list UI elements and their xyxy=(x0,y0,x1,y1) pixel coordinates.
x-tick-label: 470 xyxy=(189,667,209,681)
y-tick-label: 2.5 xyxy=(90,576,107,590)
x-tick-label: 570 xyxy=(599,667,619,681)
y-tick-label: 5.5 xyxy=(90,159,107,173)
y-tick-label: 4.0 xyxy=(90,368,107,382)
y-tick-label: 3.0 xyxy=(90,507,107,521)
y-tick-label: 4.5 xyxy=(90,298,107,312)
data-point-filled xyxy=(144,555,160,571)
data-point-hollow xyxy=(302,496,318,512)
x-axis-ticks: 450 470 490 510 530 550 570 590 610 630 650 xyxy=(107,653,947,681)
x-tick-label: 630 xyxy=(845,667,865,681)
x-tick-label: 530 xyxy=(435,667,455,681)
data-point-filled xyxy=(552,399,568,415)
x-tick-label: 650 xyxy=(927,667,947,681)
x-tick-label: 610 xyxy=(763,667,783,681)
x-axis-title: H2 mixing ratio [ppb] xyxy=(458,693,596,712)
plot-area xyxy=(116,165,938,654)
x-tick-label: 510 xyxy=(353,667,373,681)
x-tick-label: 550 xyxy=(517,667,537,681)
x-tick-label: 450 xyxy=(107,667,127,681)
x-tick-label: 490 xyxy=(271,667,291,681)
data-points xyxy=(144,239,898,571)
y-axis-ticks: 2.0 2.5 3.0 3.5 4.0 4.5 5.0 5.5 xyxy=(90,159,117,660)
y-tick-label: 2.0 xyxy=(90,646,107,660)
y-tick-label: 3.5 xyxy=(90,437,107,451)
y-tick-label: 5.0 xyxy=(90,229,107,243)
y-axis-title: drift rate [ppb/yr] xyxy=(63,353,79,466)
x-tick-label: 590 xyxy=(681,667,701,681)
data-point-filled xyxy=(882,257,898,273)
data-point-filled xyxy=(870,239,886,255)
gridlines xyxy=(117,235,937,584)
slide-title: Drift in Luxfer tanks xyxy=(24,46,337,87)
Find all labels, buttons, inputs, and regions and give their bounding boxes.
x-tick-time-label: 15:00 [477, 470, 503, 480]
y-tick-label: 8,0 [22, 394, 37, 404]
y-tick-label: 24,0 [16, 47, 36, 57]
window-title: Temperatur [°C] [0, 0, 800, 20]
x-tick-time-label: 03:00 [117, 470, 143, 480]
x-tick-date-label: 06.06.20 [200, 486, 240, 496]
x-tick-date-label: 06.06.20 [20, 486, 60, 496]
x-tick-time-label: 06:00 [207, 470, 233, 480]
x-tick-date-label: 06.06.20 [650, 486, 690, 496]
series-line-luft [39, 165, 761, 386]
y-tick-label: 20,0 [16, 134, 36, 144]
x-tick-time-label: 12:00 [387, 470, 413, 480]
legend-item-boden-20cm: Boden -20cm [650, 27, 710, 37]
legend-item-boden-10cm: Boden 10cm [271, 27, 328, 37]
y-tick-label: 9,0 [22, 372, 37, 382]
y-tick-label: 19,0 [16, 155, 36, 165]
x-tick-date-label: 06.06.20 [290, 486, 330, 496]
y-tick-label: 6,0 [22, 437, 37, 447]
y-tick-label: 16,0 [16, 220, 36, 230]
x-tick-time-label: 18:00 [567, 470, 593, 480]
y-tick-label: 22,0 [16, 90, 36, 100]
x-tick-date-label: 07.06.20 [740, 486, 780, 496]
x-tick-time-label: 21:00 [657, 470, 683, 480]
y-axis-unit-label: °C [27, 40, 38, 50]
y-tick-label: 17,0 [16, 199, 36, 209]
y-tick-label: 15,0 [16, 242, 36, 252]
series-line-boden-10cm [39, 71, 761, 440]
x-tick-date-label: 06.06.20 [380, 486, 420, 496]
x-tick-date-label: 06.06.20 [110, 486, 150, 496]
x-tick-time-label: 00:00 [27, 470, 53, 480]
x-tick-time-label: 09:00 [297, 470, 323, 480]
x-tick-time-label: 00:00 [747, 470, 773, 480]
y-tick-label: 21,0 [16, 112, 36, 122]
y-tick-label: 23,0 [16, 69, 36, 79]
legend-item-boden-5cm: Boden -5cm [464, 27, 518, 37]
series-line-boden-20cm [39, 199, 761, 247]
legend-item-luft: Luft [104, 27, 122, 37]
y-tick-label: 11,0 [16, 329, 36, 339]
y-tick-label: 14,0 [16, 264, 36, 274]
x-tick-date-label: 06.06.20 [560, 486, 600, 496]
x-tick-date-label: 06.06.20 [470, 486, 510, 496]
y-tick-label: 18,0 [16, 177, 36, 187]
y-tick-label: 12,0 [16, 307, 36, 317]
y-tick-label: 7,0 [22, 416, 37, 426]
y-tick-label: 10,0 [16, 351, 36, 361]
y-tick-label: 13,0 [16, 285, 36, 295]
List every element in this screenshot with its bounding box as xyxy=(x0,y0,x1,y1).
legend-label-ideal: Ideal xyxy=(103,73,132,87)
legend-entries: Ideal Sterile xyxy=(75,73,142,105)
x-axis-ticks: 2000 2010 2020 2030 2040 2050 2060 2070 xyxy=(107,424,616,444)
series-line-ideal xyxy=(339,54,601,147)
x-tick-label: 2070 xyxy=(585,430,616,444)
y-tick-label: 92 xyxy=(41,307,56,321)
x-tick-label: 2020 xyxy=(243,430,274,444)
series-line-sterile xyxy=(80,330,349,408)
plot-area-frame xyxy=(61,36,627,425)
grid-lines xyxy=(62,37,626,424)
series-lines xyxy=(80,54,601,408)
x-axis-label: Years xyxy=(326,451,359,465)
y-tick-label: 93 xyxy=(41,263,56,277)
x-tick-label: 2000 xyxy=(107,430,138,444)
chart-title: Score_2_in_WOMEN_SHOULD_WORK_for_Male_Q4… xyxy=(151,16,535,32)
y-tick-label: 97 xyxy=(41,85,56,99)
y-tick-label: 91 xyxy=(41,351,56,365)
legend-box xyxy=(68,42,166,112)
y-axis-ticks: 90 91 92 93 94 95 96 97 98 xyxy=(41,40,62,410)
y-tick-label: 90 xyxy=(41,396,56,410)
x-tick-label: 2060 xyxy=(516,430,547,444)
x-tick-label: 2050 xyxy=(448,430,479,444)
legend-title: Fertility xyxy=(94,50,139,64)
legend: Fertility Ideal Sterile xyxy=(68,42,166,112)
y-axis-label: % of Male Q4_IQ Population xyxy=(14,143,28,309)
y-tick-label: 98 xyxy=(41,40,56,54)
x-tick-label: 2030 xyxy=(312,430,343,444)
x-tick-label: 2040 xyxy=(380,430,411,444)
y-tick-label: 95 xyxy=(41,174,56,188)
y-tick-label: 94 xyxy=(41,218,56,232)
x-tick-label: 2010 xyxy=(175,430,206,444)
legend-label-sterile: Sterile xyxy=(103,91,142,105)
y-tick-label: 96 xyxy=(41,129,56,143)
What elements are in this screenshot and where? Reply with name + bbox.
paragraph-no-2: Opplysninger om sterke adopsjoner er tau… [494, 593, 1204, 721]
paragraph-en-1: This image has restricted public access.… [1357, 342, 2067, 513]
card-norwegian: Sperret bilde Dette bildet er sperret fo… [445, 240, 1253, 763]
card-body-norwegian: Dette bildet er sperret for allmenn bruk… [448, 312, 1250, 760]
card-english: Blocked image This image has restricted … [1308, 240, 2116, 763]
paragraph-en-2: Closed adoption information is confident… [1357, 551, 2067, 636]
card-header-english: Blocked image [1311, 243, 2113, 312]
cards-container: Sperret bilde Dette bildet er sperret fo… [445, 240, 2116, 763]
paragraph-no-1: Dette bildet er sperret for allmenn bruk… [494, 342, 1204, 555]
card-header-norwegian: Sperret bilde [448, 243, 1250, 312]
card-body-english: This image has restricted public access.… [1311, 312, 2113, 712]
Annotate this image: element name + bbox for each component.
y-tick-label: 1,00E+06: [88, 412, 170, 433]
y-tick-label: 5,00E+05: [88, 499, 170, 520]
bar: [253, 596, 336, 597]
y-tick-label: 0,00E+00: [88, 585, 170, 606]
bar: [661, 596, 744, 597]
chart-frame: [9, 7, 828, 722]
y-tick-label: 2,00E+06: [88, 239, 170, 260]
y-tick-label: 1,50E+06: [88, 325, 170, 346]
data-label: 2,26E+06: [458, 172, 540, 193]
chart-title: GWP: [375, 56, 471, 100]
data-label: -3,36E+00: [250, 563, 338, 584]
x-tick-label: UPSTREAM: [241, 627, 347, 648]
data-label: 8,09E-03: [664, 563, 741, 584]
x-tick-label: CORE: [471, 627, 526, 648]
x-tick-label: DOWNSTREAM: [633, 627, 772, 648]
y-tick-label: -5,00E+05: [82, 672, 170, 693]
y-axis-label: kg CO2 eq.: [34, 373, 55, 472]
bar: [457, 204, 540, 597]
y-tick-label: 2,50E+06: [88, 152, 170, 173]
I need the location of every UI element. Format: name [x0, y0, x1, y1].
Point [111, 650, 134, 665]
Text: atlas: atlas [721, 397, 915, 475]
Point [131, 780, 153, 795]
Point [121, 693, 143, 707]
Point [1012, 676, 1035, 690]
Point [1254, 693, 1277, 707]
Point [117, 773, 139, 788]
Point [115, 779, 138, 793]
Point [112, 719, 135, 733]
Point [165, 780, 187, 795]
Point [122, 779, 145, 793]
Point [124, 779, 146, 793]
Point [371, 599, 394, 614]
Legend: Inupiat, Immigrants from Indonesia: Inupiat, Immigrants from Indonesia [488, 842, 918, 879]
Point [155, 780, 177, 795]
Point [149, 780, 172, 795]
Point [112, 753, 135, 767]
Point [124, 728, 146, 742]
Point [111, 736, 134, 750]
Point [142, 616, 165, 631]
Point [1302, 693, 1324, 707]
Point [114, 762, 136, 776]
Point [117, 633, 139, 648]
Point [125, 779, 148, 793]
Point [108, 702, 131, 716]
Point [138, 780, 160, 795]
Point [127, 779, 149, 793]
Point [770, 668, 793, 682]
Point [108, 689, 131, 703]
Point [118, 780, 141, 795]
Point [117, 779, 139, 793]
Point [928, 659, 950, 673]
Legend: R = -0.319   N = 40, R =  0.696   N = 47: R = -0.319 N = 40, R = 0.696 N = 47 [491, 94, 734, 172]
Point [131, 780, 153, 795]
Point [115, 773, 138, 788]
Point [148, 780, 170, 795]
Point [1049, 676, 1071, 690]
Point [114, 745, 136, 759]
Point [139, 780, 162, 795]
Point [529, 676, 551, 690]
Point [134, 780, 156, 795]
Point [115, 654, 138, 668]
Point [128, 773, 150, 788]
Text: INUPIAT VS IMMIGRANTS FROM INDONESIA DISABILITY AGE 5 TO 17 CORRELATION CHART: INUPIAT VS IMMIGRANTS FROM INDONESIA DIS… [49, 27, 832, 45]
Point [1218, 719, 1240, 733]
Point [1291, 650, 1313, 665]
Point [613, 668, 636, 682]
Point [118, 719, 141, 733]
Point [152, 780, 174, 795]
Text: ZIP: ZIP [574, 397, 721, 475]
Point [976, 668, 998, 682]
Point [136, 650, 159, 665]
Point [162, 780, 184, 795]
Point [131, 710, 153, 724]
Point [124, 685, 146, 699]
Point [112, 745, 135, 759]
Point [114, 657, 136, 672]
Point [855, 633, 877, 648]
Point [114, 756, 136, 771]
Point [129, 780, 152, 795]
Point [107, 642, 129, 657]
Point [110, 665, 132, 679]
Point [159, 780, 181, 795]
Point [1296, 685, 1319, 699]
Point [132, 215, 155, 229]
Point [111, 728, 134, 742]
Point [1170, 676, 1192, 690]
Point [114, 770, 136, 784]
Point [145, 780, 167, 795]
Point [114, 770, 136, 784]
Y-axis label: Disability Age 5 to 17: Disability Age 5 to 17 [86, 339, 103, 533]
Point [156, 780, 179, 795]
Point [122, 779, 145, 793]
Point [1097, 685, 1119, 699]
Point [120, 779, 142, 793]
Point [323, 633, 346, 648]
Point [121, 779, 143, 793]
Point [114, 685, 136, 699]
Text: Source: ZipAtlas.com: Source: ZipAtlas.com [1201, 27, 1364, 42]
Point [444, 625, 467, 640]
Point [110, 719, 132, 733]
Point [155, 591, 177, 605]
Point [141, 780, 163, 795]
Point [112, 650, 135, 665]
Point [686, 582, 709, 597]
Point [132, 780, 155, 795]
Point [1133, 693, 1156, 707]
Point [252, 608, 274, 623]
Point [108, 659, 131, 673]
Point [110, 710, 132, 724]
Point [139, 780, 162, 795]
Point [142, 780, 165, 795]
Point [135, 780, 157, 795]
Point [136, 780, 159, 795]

================

== Task objective ==
Convert the records, from the first line through the line containing "y-tick-label: 5.0 xyxy=(90,229,107,243)", into a JSON list of strings with one string per line, leaving out any blank lines.

== Result for this exercise ==
[
  "list UI elements and their xyxy=(x0,y0,x1,y1) pixel coordinates.",
  "x-tick-label: 470 xyxy=(189,667,209,681)",
  "y-tick-label: 2.5 xyxy=(90,576,107,590)",
  "x-tick-label: 570 xyxy=(599,667,619,681)",
  "y-tick-label: 5.5 xyxy=(90,159,107,173)",
  "y-tick-label: 4.0 xyxy=(90,368,107,382)",
  "y-tick-label: 3.0 xyxy=(90,507,107,521)",
  "y-tick-label: 4.5 xyxy=(90,298,107,312)",
  "data-point-filled xyxy=(144,555,160,571)",
  "data-point-hollow xyxy=(302,496,318,512)",
  "x-axis-ticks: 450 470 490 510 530 550 570 590 610 630 650 xyxy=(107,653,947,681)",
  "x-tick-label: 630 xyxy=(845,667,865,681)",
  "x-tick-label: 530 xyxy=(435,667,455,681)",
  "data-point-filled xyxy=(552,399,568,415)",
  "x-tick-label: 650 xyxy=(927,667,947,681)",
  "x-tick-label: 610 xyxy=(763,667,783,681)",
  "x-axis-title: H2 mixing ratio [ppb] xyxy=(458,693,596,712)",
  "plot-area xyxy=(116,165,938,654)",
  "x-tick-label: 510 xyxy=(353,667,373,681)",
  "x-tick-label: 550 xyxy=(517,667,537,681)",
  "x-tick-label: 450 xyxy=(107,667,127,681)",
  "x-tick-label: 490 xyxy=(271,667,291,681)",
  "data-points xyxy=(144,239,898,571)",
  "y-axis-ticks: 2.0 2.5 3.0 3.5 4.0 4.5 5.0 5.5 xyxy=(90,159,117,660)",
  "y-tick-label: 2.0 xyxy=(90,646,107,660)",
  "y-tick-label: 3.5 xyxy=(90,437,107,451)",
  "y-tick-label: 5.0 xyxy=(90,229,107,243)"
]